GIVEN EXERCISE: Return every line of the records below verbatim, with no pictures in the copy.

Figure record listings:
========================================
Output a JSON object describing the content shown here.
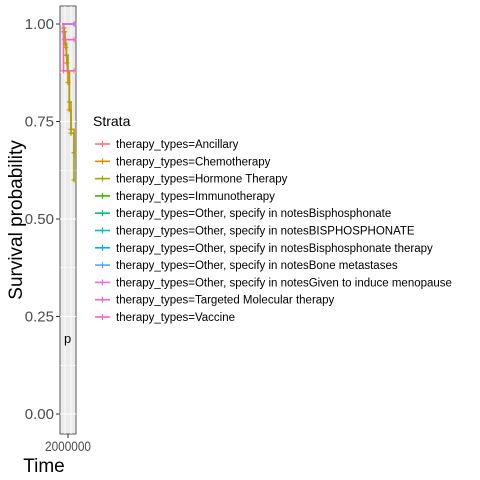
{
  "chart_data": {
    "type": "line",
    "subtype": "kaplan-meier step",
    "title": "",
    "xlabel": "Time",
    "ylabel": "Survival probability",
    "ylim": [
      0,
      1
    ],
    "yticks": [
      "0.00",
      "0.25",
      "0.50",
      "0.75",
      "1.00"
    ],
    "xtick_text": "2000000",
    "annotation": "p",
    "legend": {
      "title": "Strata",
      "position": "right"
    },
    "series": [
      {
        "name": "therapy_types=Ancillary",
        "color": "#F8766D",
        "x": [
          0,
          40
        ],
        "y": [
          1.0,
          1.0
        ]
      },
      {
        "name": "therapy_types=Chemotherapy",
        "color": "#D89000",
        "x": [
          0,
          6,
          8,
          10,
          12,
          14,
          16,
          18,
          20,
          24,
          30,
          40
        ],
        "y": [
          1.0,
          0.99,
          0.98,
          0.96,
          0.94,
          0.92,
          0.9,
          0.88,
          0.85,
          0.78,
          0.73,
          0.67
        ]
      },
      {
        "name": "therapy_types=Hormone Therapy",
        "color": "#A3A500",
        "x": [
          0,
          5,
          10,
          15,
          20,
          25,
          30,
          40
        ],
        "y": [
          1.0,
          0.98,
          0.95,
          0.92,
          0.88,
          0.8,
          0.72,
          0.6
        ]
      },
      {
        "name": "therapy_types=Immunotherapy",
        "color": "#39B600",
        "x": [
          0,
          40
        ],
        "y": [
          1.0,
          1.0
        ]
      },
      {
        "name": "therapy_types=Other, specify in notesBisphosphonate",
        "color": "#00BF7D",
        "x": [
          0,
          40
        ],
        "y": [
          1.0,
          1.0
        ]
      },
      {
        "name": "therapy_types=Other, specify in notesBISPHOSPHONATE",
        "color": "#00BFC4",
        "x": [
          0,
          40
        ],
        "y": [
          1.0,
          1.0
        ]
      },
      {
        "name": "therapy_types=Other, specify in notesBisphosphonate therapy",
        "color": "#00B0F6",
        "x": [
          0,
          40
        ],
        "y": [
          1.0,
          1.0
        ]
      },
      {
        "name": "therapy_types=Other, specify in notesBone metastases",
        "color": "#619CFF",
        "x": [
          0,
          40
        ],
        "y": [
          1.0,
          1.0
        ]
      },
      {
        "name": "therapy_types=Other, specify in notesGiven to induce menopause",
        "color": "#E76BF3",
        "x": [
          0,
          40
        ],
        "y": [
          1.0,
          1.0
        ]
      },
      {
        "name": "therapy_types=Targeted Molecular therapy",
        "color": "#FF62BC",
        "x": [
          0,
          5,
          40
        ],
        "y": [
          1.0,
          0.88,
          0.88
        ]
      },
      {
        "name": "therapy_types=Vaccine",
        "color": "#FF61C3",
        "x": [
          0,
          40
        ],
        "y": [
          0.96,
          0.96
        ]
      }
    ]
  }
}
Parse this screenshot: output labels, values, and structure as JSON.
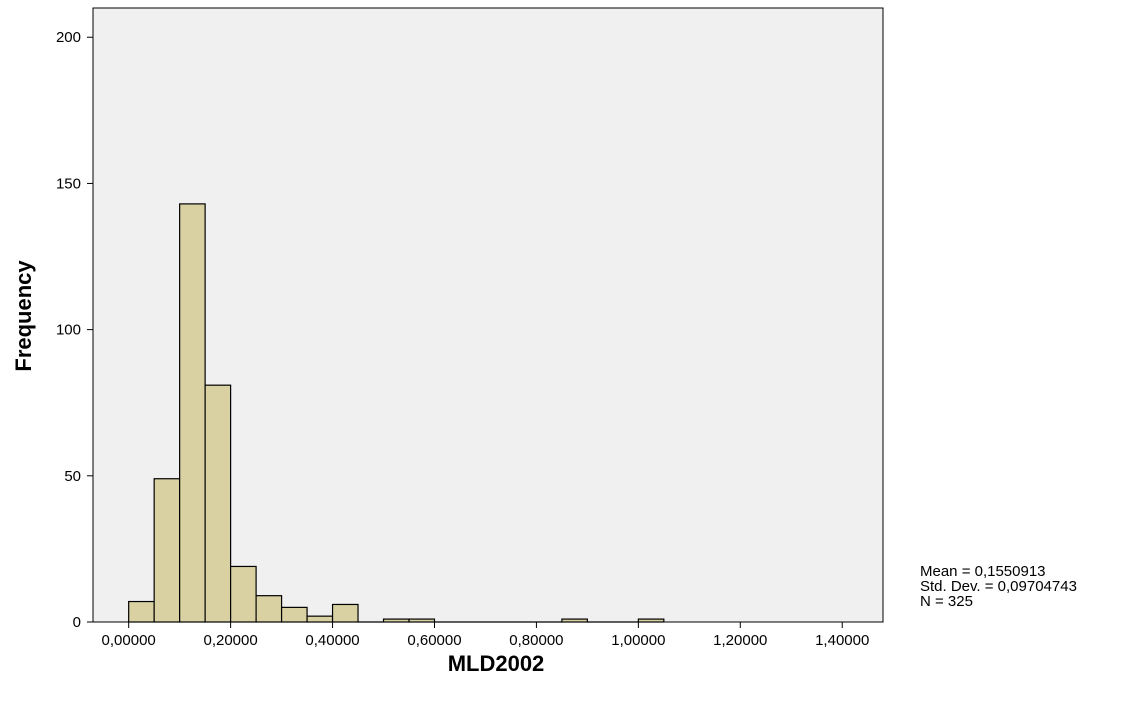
{
  "chart_data": {
    "type": "bar",
    "subtype": "histogram",
    "xlabel": "MLD2002",
    "ylabel": "Frequency",
    "xlim": [
      -0.07,
      1.48
    ],
    "ylim": [
      0,
      210
    ],
    "x_ticks": [
      0,
      0.2,
      0.4,
      0.6,
      0.8,
      1.0,
      1.2,
      1.4
    ],
    "x_tick_labels": [
      "0,00000",
      "0,20000",
      "0,40000",
      "0,60000",
      "0,80000",
      "1,00000",
      "1,20000",
      "1,40000"
    ],
    "y_ticks": [
      0,
      50,
      100,
      150,
      200
    ],
    "y_tick_labels": [
      "0",
      "50",
      "100",
      "150",
      "200"
    ],
    "bin_width": 0.05,
    "bin_starts": [
      0.0,
      0.05,
      0.1,
      0.15,
      0.2,
      0.25,
      0.3,
      0.35,
      0.4,
      0.45,
      0.5,
      0.55,
      0.6,
      0.65,
      0.7,
      0.75,
      0.8,
      0.85,
      0.9,
      0.95,
      1.0
    ],
    "values": [
      7,
      49,
      143,
      81,
      19,
      9,
      5,
      2,
      6,
      0,
      1,
      1,
      0,
      0,
      0,
      0,
      0,
      1,
      0,
      0,
      1
    ],
    "bar_color": "#d9d1a2",
    "plot_background": "#f0f0f0",
    "grid": false,
    "stats": {
      "mean": "Mean = 0,1550913",
      "std_dev": "Std. Dev. = 0,09704743",
      "n": "N = 325"
    }
  }
}
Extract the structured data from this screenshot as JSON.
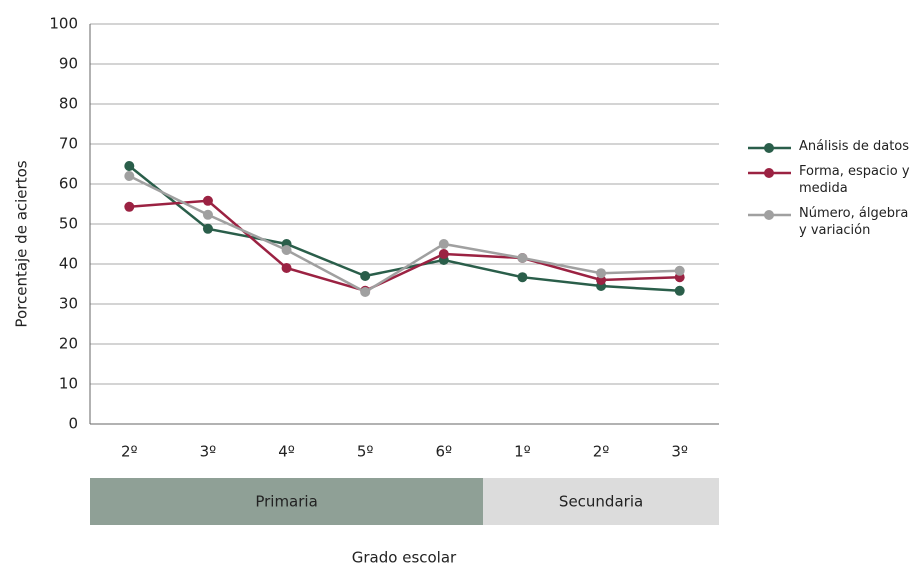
{
  "chart_data": {
    "type": "line",
    "categories": [
      "2º",
      "3º",
      "4º",
      "5º",
      "6º",
      "1º",
      "2º",
      "3º"
    ],
    "groups": [
      {
        "name": "Primaria",
        "count": 5,
        "color": "#8fa096"
      },
      {
        "name": "Secundaria",
        "count": 3,
        "color": "#dcdcdc"
      }
    ],
    "series": [
      {
        "name": "Análisis de datos",
        "color": "#2a5e4a",
        "values": [
          64.5,
          48.8,
          45,
          37,
          41,
          36.7,
          34.5,
          33.3
        ]
      },
      {
        "name": "Forma, espacio y medida",
        "color": "#9b2242",
        "values": [
          54.3,
          55.8,
          39,
          33.3,
          42.5,
          41.5,
          36,
          36.7
        ]
      },
      {
        "name": "Número, álgebra y variación",
        "color": "#a0a0a0",
        "values": [
          62,
          52.3,
          43.5,
          33,
          45,
          41.5,
          37.7,
          38.3
        ]
      }
    ],
    "ylabel": "Porcentaje de aciertos",
    "xlabel": "Grado escolar",
    "ylim": [
      0,
      100
    ],
    "yticks": [
      0,
      10,
      20,
      30,
      40,
      50,
      60,
      70,
      80,
      90,
      100
    ],
    "grid": true,
    "legend": "right"
  }
}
========================================
REPLY TO THE TASK:
Output a JSON object describing the content shown here.
{
  "chart_data": {
    "type": "line",
    "subtype": "kaplan-meier step",
    "title": "",
    "xlabel": "Time",
    "ylabel": "Survival probability",
    "ylim": [
      0,
      1
    ],
    "yticks": [
      "0.00",
      "0.25",
      "0.50",
      "0.75",
      "1.00"
    ],
    "xtick_text": "2000000",
    "annotation": "p",
    "legend": {
      "title": "Strata",
      "position": "right"
    },
    "series": [
      {
        "name": "therapy_types=Ancillary",
        "color": "#F8766D",
        "x": [
          0,
          40
        ],
        "y": [
          1.0,
          1.0
        ]
      },
      {
        "name": "therapy_types=Chemotherapy",
        "color": "#D89000",
        "x": [
          0,
          6,
          8,
          10,
          12,
          14,
          16,
          18,
          20,
          24,
          30,
          40
        ],
        "y": [
          1.0,
          0.99,
          0.98,
          0.96,
          0.94,
          0.92,
          0.9,
          0.88,
          0.85,
          0.78,
          0.73,
          0.67
        ]
      },
      {
        "name": "therapy_types=Hormone Therapy",
        "color": "#A3A500",
        "x": [
          0,
          5,
          10,
          15,
          20,
          25,
          30,
          40
        ],
        "y": [
          1.0,
          0.98,
          0.95,
          0.92,
          0.88,
          0.8,
          0.72,
          0.6
        ]
      },
      {
        "name": "therapy_types=Immunotherapy",
        "color": "#39B600",
        "x": [
          0,
          40
        ],
        "y": [
          1.0,
          1.0
        ]
      },
      {
        "name": "therapy_types=Other, specify in notesBisphosphonate",
        "color": "#00BF7D",
        "x": [
          0,
          40
        ],
        "y": [
          1.0,
          1.0
        ]
      },
      {
        "name": "therapy_types=Other, specify in notesBISPHOSPHONATE",
        "color": "#00BFC4",
        "x": [
          0,
          40
        ],
        "y": [
          1.0,
          1.0
        ]
      },
      {
        "name": "therapy_types=Other, specify in notesBisphosphonate therapy",
        "color": "#00B0F6",
        "x": [
          0,
          40
        ],
        "y": [
          1.0,
          1.0
        ]
      },
      {
        "name": "therapy_types=Other, specify in notesBone metastases",
        "color": "#619CFF",
        "x": [
          0,
          40
        ],
        "y": [
          1.0,
          1.0
        ]
      },
      {
        "name": "therapy_types=Other, specify in notesGiven to induce menopause",
        "color": "#E76BF3",
        "x": [
          0,
          40
        ],
        "y": [
          1.0,
          1.0
        ]
      },
      {
        "name": "therapy_types=Targeted Molecular therapy",
        "color": "#FF62BC",
        "x": [
          0,
          5,
          40
        ],
        "y": [
          1.0,
          0.88,
          0.88
        ]
      },
      {
        "name": "therapy_types=Vaccine",
        "color": "#FF61C3",
        "x": [
          0,
          40
        ],
        "y": [
          0.96,
          0.96
        ]
      }
    ]
  }
}
Parse this screenshot: output labels, values, and structure as JSON.
{
  "chart_data": {
    "type": "bar",
    "subtype": "histogram",
    "xlabel": "MLD2002",
    "ylabel": "Frequency",
    "xlim": [
      -0.07,
      1.48
    ],
    "ylim": [
      0,
      210
    ],
    "x_ticks": [
      0,
      0.2,
      0.4,
      0.6,
      0.8,
      1.0,
      1.2,
      1.4
    ],
    "x_tick_labels": [
      "0,00000",
      "0,20000",
      "0,40000",
      "0,60000",
      "0,80000",
      "1,00000",
      "1,20000",
      "1,40000"
    ],
    "y_ticks": [
      0,
      50,
      100,
      150,
      200
    ],
    "y_tick_labels": [
      "0",
      "50",
      "100",
      "150",
      "200"
    ],
    "bin_width": 0.05,
    "bin_starts": [
      0.0,
      0.05,
      0.1,
      0.15,
      0.2,
      0.25,
      0.3,
      0.35,
      0.4,
      0.45,
      0.5,
      0.55,
      0.6,
      0.65,
      0.7,
      0.75,
      0.8,
      0.85,
      0.9,
      0.95,
      1.0
    ],
    "values": [
      7,
      49,
      143,
      81,
      19,
      9,
      5,
      2,
      6,
      0,
      1,
      1,
      0,
      0,
      0,
      0,
      0,
      1,
      0,
      0,
      1
    ],
    "bar_color": "#d9d1a2",
    "plot_background": "#f0f0f0",
    "grid": false,
    "stats": {
      "mean": "Mean = 0,1550913",
      "std_dev": "Std. Dev. = 0,09704743",
      "n": "N = 325"
    }
  }
}
Extract the structured data from this screenshot as JSON.
{
  "chart_data": {
    "type": "line",
    "categories": [
      "2º",
      "3º",
      "4º",
      "5º",
      "6º",
      "1º",
      "2º",
      "3º"
    ],
    "groups": [
      {
        "name": "Primaria",
        "count": 5,
        "color": "#8fa096"
      },
      {
        "name": "Secundaria",
        "count": 3,
        "color": "#dcdcdc"
      }
    ],
    "series": [
      {
        "name": "Análisis de datos",
        "color": "#2a5e4a",
        "values": [
          64.5,
          48.8,
          45,
          37,
          41,
          36.7,
          34.5,
          33.3
        ]
      },
      {
        "name": "Forma, espacio y medida",
        "color": "#9b2242",
        "values": [
          54.3,
          55.8,
          39,
          33.3,
          42.5,
          41.5,
          36,
          36.7
        ]
      },
      {
        "name": "Número, álgebra y variación",
        "color": "#a0a0a0",
        "values": [
          62,
          52.3,
          43.5,
          33,
          45,
          41.5,
          37.7,
          38.3
        ]
      }
    ],
    "ylabel": "Porcentaje de aciertos",
    "xlabel": "Grado escolar",
    "ylim": [
      0,
      100
    ],
    "yticks": [
      0,
      10,
      20,
      30,
      40,
      50,
      60,
      70,
      80,
      90,
      100
    ],
    "grid": true,
    "legend": "right"
  }
}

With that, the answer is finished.